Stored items
···

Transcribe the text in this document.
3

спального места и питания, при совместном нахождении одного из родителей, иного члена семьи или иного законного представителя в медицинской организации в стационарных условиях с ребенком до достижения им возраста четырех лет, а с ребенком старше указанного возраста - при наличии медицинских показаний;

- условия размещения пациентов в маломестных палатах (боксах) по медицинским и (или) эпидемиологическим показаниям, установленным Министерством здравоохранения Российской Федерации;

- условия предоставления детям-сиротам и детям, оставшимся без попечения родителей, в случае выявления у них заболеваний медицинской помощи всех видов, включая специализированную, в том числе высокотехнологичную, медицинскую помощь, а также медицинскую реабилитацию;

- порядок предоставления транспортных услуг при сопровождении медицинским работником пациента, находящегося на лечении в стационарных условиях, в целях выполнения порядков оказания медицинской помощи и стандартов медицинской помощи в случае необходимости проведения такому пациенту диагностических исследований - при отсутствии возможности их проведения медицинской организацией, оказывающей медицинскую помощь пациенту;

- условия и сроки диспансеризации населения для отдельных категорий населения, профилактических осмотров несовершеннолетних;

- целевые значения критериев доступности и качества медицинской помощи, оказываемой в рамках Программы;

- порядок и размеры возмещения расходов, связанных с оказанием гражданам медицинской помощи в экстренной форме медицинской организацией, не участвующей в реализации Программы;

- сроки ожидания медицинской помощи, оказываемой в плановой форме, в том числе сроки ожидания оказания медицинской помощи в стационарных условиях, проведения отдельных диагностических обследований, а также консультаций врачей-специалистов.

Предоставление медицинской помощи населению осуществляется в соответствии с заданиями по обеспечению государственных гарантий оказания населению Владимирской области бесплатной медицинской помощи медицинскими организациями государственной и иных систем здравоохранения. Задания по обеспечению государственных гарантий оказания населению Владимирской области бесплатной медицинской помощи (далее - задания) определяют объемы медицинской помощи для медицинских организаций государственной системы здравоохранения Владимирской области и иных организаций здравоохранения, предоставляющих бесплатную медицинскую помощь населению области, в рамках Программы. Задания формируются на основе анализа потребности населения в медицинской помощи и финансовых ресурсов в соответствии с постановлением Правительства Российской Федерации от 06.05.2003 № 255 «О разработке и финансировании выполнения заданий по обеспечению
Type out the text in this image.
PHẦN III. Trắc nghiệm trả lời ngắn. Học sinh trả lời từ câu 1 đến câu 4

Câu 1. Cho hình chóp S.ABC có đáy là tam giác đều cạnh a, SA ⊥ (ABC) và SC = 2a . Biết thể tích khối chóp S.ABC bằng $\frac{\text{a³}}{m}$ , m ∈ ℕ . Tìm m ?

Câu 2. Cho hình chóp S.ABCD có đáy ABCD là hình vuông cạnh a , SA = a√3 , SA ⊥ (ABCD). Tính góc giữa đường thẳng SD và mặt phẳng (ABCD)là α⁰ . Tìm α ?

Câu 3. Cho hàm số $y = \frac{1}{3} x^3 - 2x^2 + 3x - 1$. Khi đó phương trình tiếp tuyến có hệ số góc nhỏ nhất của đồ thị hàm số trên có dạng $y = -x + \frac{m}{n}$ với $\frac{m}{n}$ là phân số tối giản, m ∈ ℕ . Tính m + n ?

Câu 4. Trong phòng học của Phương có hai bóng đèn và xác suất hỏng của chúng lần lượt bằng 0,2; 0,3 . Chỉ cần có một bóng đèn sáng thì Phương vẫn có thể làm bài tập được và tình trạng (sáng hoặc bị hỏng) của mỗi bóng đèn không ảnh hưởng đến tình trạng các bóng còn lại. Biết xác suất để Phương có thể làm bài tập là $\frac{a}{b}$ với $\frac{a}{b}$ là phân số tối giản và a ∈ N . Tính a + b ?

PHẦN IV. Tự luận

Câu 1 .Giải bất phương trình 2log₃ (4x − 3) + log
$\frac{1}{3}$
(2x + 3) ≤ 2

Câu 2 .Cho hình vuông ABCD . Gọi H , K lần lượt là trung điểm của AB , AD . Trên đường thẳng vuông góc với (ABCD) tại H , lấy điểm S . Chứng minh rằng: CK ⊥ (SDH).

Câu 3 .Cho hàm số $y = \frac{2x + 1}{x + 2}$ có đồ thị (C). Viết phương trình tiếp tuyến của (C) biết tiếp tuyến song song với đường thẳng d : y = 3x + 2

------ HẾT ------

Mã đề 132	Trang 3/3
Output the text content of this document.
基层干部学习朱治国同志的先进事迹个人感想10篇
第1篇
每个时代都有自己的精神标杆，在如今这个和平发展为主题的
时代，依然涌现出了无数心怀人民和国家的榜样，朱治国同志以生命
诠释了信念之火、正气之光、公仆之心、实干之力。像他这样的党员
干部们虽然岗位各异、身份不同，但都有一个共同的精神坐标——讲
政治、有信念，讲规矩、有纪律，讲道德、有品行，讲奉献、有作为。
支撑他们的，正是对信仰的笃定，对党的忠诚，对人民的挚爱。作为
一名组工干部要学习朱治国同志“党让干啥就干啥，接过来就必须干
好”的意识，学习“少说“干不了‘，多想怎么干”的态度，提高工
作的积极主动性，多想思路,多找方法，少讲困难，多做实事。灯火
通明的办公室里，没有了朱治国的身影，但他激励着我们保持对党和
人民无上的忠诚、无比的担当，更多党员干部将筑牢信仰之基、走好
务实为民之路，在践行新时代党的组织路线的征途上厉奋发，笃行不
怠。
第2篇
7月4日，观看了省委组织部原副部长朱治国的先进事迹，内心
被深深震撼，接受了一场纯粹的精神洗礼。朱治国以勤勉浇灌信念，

···

• [Problem]:
Across the material above, count every line holding "text" and write down only the number.

• [Expected answer]:
4